Restate, word for word, every line of the data.

(Data items)
********************

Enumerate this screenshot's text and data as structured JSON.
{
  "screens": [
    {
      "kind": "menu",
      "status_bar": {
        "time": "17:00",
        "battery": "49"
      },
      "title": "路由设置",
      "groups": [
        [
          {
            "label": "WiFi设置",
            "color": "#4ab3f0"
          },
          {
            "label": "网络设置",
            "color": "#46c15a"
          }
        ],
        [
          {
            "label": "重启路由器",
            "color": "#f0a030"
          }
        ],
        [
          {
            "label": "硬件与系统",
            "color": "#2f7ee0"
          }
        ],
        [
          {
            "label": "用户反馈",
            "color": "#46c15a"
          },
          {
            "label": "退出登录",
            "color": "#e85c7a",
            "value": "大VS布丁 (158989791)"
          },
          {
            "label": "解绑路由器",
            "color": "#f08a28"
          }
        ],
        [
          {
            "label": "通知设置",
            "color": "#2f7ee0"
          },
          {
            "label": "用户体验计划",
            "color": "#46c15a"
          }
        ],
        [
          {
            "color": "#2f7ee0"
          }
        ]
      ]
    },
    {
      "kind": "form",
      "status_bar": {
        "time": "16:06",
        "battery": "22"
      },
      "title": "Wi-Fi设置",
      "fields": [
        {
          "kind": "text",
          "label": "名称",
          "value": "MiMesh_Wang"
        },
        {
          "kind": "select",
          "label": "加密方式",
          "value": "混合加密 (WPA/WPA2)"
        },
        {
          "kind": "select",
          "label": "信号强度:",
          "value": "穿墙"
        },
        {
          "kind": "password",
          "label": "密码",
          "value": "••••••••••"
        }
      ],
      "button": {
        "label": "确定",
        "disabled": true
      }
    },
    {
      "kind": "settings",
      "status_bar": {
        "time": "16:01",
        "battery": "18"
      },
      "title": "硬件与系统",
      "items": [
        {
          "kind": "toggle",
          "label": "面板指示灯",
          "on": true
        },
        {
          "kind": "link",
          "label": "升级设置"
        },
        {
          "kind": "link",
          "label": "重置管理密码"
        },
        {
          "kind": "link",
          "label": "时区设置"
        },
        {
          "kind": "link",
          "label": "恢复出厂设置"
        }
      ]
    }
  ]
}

********************

* **RESULT FOR THIS EXERCISE**:
Enumerate this screenshot's text and data as structured JSON.
{
  "screens": [
    {
      "kind": "menu",
      "status_bar": {
        "time": "17:00",
        "battery": "49"
      },
      "title": "路由设置",
      "groups": [
        [
          {
            "label": "WiFi设置",
            "color": "#4ab3f0"
          },
          {
            "label": "网络设置",
            "color": "#46c15a"
          }
        ],
        [
          {
            "label": "重启路由器",
            "color": "#f0a030"
          }
        ],
        [
          {
            "label": "硬件与系统",
            "color": "#2f7ee0"
          }
        ],
        [
          {
            "label": "用户反馈",
            "color": "#46c15a"
          },
          {
            "label": "退出登录",
            "color": "#e85c7a",
            "value": "大VS布丁 (158989791)"
          },
          {
            "label": "解绑路由器",
            "color": "#f08a28"
          }
        ],
        [
          {
            "label": "通知设置",
            "color": "#2f7ee0"
          },
          {
            "label": "用户体验计划",
            "color": "#46c15a"
          }
        ],
        [
          {
            "color": "#2f7ee0"
          }
        ]
      ]
    },
    {
      "kind": "form",
      "status_bar": {
        "time": "16:06",
        "battery": "22"
      },
      "title": "Wi-Fi设置",
      "fields": [
        {
          "kind": "text",
          "label": "名称",
          "value": "MiMesh_Wang"
        },
        {
          "kind": "select",
          "label": "加密方式",
          "value": "混合加密 (WPA/WPA2)"
        },
        {
          "kind": "select",
          "label": "信号强度:",
          "value": "穿墙"
        },
        {
          "kind": "password",
          "label": "密码",
          "value": "••••••••••"
        }
      ],
      "button": {
        "label": "确定",
        "disabled": true
      }
    },
    {
      "kind": "settings",
      "status_bar": {
        "time": "16:01",
        "battery": "18"
      },
      "title": "硬件与系统",
      "items": [
        {
          "kind": "toggle",
          "label": "面板指示灯",
          "on": true
        },
        {
          "kind": "link",
          "label": "升级设置"
        },
        {
          "kind": "link",
          "label": "重置管理密码"
        },
        {
          "kind": "link",
          "label": "时区设置"
        },
        {
          "kind": "link",
          "label": "恢复出厂设置"
        }
      ]
    }
  ]
}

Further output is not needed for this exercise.